** Start **

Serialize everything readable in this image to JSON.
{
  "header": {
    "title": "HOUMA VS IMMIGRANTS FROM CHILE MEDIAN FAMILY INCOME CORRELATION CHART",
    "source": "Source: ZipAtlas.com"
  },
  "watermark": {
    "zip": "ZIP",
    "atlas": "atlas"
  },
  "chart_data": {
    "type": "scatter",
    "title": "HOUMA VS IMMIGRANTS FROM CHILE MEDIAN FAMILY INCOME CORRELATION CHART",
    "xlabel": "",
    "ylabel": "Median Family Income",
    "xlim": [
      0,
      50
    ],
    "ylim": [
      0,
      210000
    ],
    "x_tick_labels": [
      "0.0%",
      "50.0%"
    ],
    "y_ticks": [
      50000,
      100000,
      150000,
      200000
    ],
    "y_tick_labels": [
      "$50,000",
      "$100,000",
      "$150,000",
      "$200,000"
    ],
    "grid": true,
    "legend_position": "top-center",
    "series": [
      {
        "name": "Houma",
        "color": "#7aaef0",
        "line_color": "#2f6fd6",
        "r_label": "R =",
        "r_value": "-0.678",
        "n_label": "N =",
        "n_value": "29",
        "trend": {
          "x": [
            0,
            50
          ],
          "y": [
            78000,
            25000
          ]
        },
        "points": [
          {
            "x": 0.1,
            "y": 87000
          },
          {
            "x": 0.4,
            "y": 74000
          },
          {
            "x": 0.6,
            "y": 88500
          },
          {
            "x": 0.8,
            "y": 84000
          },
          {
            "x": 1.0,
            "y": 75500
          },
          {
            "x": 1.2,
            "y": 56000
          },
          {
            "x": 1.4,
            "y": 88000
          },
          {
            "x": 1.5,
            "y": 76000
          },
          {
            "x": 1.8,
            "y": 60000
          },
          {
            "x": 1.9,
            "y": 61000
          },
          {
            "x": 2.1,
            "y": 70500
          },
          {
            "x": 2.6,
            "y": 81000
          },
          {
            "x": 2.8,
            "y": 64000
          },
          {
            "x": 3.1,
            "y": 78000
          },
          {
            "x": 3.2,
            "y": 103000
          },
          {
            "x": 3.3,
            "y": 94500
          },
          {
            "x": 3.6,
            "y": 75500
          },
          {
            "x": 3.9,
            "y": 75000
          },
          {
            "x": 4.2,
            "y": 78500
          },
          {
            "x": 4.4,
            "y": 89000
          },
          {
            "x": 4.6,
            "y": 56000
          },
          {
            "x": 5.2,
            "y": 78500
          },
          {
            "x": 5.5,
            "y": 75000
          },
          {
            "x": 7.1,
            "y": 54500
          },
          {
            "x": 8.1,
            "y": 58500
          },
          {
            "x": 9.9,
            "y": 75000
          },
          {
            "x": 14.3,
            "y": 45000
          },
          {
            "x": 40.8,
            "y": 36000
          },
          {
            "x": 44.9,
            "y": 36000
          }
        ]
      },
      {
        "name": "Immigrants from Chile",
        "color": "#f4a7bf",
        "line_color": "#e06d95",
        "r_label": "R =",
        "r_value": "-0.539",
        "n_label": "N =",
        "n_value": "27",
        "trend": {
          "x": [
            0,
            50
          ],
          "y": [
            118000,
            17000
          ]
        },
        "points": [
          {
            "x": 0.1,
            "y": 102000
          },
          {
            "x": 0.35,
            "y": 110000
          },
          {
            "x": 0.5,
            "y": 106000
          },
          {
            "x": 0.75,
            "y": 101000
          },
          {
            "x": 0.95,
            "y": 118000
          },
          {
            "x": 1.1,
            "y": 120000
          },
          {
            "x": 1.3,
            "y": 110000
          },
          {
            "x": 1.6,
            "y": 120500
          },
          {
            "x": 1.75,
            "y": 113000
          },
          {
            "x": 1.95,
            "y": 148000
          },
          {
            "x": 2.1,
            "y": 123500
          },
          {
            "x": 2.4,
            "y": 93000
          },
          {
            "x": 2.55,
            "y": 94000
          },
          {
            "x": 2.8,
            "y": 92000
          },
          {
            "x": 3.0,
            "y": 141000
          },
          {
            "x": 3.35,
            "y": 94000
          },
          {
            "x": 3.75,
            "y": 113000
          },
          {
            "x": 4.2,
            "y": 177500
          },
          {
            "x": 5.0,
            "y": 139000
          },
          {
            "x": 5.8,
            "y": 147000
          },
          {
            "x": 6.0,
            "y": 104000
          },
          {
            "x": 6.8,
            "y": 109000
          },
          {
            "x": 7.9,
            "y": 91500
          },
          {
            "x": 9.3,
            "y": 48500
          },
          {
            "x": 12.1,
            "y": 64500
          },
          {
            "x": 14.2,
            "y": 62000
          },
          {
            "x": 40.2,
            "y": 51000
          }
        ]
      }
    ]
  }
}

** End **
** Start **

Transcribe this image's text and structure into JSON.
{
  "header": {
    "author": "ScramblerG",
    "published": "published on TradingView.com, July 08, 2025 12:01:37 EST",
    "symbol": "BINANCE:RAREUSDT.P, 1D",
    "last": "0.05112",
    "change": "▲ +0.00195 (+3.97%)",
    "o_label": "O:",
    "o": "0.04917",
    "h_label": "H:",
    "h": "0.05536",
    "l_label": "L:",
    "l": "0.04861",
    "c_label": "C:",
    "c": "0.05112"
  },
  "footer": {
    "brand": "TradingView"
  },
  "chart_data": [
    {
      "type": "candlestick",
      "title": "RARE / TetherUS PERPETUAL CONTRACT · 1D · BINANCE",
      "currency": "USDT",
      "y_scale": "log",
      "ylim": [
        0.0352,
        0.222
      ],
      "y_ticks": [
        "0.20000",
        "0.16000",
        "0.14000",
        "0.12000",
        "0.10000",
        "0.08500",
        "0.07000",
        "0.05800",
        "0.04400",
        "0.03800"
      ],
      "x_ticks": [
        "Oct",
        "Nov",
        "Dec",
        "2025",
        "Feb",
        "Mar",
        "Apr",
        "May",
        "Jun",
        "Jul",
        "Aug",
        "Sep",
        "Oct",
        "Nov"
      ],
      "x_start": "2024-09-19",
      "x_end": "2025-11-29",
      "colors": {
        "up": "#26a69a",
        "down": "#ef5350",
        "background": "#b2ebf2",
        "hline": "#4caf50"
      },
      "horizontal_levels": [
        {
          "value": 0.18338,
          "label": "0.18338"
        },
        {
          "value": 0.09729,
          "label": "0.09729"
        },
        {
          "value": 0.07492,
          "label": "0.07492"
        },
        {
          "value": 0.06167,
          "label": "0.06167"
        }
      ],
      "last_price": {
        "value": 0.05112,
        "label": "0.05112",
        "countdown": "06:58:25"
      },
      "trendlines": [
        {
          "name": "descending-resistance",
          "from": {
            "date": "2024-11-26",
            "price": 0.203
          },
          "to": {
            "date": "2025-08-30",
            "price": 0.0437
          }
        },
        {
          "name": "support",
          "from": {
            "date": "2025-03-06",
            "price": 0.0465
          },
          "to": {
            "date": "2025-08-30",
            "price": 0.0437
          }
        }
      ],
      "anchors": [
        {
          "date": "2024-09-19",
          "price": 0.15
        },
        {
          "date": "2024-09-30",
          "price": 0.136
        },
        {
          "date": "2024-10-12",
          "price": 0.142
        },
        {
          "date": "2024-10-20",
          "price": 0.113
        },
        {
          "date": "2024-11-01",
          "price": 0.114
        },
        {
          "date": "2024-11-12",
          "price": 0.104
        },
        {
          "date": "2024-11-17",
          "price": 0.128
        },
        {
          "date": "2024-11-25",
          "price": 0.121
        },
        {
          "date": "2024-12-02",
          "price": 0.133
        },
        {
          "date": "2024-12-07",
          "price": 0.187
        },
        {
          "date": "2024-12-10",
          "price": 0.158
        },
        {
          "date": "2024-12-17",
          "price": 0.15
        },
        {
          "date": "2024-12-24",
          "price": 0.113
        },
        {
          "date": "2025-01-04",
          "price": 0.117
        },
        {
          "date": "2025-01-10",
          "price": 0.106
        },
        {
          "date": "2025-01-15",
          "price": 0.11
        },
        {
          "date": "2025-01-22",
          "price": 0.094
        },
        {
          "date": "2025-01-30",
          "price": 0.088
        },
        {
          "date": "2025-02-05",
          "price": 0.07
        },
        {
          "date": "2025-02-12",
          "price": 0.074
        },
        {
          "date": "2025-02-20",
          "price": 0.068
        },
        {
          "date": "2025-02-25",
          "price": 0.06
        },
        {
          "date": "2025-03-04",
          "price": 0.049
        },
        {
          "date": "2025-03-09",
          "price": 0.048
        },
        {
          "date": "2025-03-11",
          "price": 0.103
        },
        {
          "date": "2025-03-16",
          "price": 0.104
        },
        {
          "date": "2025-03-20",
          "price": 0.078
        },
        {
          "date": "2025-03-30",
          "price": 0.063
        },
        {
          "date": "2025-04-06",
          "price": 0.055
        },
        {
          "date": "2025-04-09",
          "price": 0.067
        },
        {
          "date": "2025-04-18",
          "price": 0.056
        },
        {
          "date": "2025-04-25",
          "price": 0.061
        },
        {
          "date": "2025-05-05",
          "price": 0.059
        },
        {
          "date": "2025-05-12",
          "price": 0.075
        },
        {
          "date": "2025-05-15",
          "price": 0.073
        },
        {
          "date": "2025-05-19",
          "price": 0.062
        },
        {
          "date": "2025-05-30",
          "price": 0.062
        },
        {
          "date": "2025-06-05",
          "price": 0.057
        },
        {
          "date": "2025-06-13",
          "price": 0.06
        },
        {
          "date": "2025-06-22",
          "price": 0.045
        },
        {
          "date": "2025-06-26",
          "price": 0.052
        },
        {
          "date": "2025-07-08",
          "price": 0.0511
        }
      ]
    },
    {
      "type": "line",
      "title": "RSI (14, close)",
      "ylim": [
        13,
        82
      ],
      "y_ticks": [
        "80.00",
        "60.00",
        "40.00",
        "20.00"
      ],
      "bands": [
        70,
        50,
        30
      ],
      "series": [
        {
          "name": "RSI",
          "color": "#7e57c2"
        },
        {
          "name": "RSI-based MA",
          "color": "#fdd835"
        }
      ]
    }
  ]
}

** End **

Given instruction:
Identify the lines of the entries containing the string "title". Copy each such line.

The reply:
    "title": "HOUMA VS IMMIGRANTS FROM CHILE MEDIAN FAMILY INCOME CORRELATION CHART",
    "title": "HOUMA VS IMMIGRANTS FROM CHILE MEDIAN FAMILY INCOME CORRELATION CHART",
      "title": "RARE / TetherUS PERPETUAL CONTRACT · 1D · BINANCE",
      "title": "RSI (14, close)",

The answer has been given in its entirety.